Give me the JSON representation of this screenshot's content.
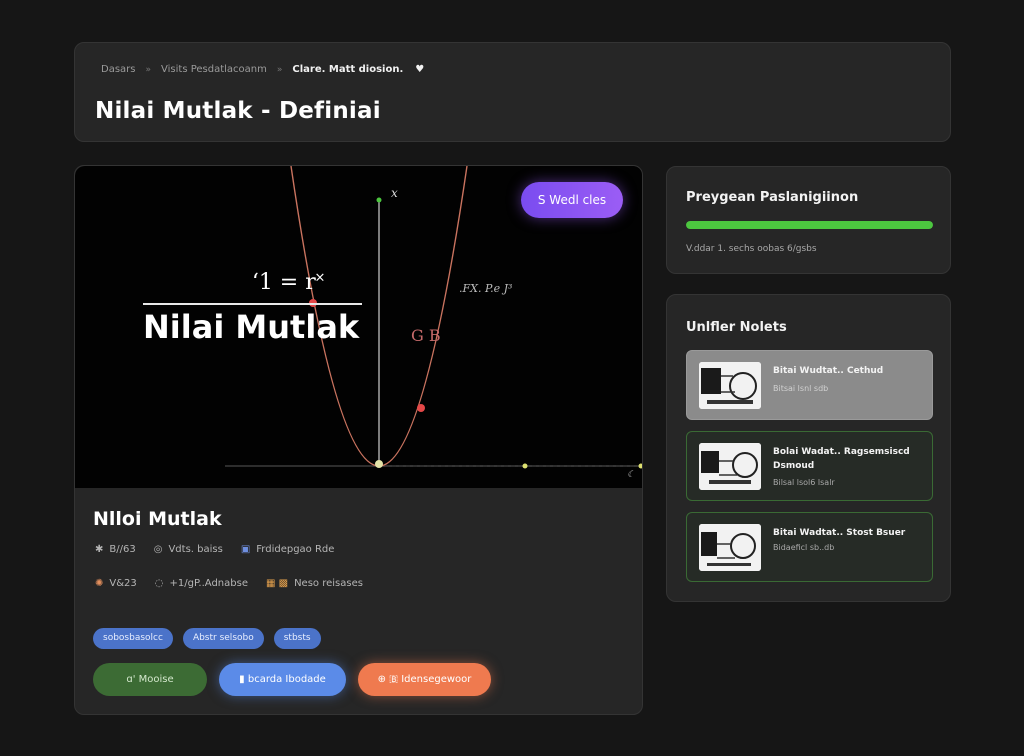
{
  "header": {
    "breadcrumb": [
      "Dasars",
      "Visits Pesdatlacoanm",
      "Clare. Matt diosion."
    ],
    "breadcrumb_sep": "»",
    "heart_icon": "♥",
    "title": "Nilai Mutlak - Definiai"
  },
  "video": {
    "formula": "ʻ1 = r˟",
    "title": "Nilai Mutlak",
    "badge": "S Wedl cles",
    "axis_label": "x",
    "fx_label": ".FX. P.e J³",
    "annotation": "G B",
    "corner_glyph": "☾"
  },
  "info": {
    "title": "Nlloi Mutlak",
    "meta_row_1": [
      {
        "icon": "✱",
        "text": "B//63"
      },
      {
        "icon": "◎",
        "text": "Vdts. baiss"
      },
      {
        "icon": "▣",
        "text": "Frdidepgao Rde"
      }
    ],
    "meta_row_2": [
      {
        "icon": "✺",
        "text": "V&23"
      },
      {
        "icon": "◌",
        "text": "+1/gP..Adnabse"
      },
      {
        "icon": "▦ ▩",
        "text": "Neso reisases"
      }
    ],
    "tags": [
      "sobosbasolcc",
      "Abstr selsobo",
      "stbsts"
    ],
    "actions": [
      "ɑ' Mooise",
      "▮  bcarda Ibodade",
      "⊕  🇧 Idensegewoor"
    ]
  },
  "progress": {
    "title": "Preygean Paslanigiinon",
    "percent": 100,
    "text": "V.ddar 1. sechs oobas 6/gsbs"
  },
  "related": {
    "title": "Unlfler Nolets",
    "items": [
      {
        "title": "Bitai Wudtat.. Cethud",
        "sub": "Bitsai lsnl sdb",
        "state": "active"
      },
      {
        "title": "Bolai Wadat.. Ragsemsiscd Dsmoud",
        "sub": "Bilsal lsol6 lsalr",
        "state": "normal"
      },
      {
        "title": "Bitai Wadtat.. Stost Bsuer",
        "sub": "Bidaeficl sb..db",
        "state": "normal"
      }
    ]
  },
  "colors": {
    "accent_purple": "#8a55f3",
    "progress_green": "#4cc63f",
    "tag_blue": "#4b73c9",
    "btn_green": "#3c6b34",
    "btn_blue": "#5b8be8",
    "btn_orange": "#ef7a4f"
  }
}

WHAT TO DO:
Every line that holds the word "Mutlak" counts once; state the total number of such lines and nothing else.

SOLUTION TO THE EXERCISE:
3